(Structured figure records)
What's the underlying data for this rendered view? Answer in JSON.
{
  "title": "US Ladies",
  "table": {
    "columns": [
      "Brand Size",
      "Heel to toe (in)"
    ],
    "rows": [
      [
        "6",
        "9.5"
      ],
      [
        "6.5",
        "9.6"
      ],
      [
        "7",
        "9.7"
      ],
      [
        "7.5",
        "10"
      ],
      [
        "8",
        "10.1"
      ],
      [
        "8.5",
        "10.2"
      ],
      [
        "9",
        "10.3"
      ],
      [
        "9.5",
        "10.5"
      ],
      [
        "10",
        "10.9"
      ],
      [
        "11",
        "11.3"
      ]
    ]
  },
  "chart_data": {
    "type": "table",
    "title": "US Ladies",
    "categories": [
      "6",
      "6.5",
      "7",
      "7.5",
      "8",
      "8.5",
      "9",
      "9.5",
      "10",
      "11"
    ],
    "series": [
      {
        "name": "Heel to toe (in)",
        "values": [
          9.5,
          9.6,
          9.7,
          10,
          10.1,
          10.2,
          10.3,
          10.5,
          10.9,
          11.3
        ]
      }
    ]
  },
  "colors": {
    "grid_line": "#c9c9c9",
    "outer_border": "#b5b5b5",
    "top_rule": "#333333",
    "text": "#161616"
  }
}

▶ Do this
Restate the data above exactly, keeping each word as it stands.

▶ Right answer
What's the underlying data for this rendered view? Answer in JSON.
{
  "title": "US Ladies",
  "table": {
    "columns": [
      "Brand Size",
      "Heel to toe (in)"
    ],
    "rows": [
      [
        "6",
        "9.5"
      ],
      [
        "6.5",
        "9.6"
      ],
      [
        "7",
        "9.7"
      ],
      [
        "7.5",
        "10"
      ],
      [
        "8",
        "10.1"
      ],
      [
        "8.5",
        "10.2"
      ],
      [
        "9",
        "10.3"
      ],
      [
        "9.5",
        "10.5"
      ],
      [
        "10",
        "10.9"
      ],
      [
        "11",
        "11.3"
      ]
    ]
  },
  "chart_data": {
    "type": "table",
    "title": "US Ladies",
    "categories": [
      "6",
      "6.5",
      "7",
      "7.5",
      "8",
      "8.5",
      "9",
      "9.5",
      "10",
      "11"
    ],
    "series": [
      {
        "name": "Heel to toe (in)",
        "values": [
          9.5,
          9.6,
          9.7,
          10,
          10.1,
          10.2,
          10.3,
          10.5,
          10.9,
          11.3
        ]
      }
    ]
  },
  "colors": {
    "grid_line": "#c9c9c9",
    "outer_border": "#b5b5b5",
    "top_rule": "#333333",
    "text": "#161616"
  }
}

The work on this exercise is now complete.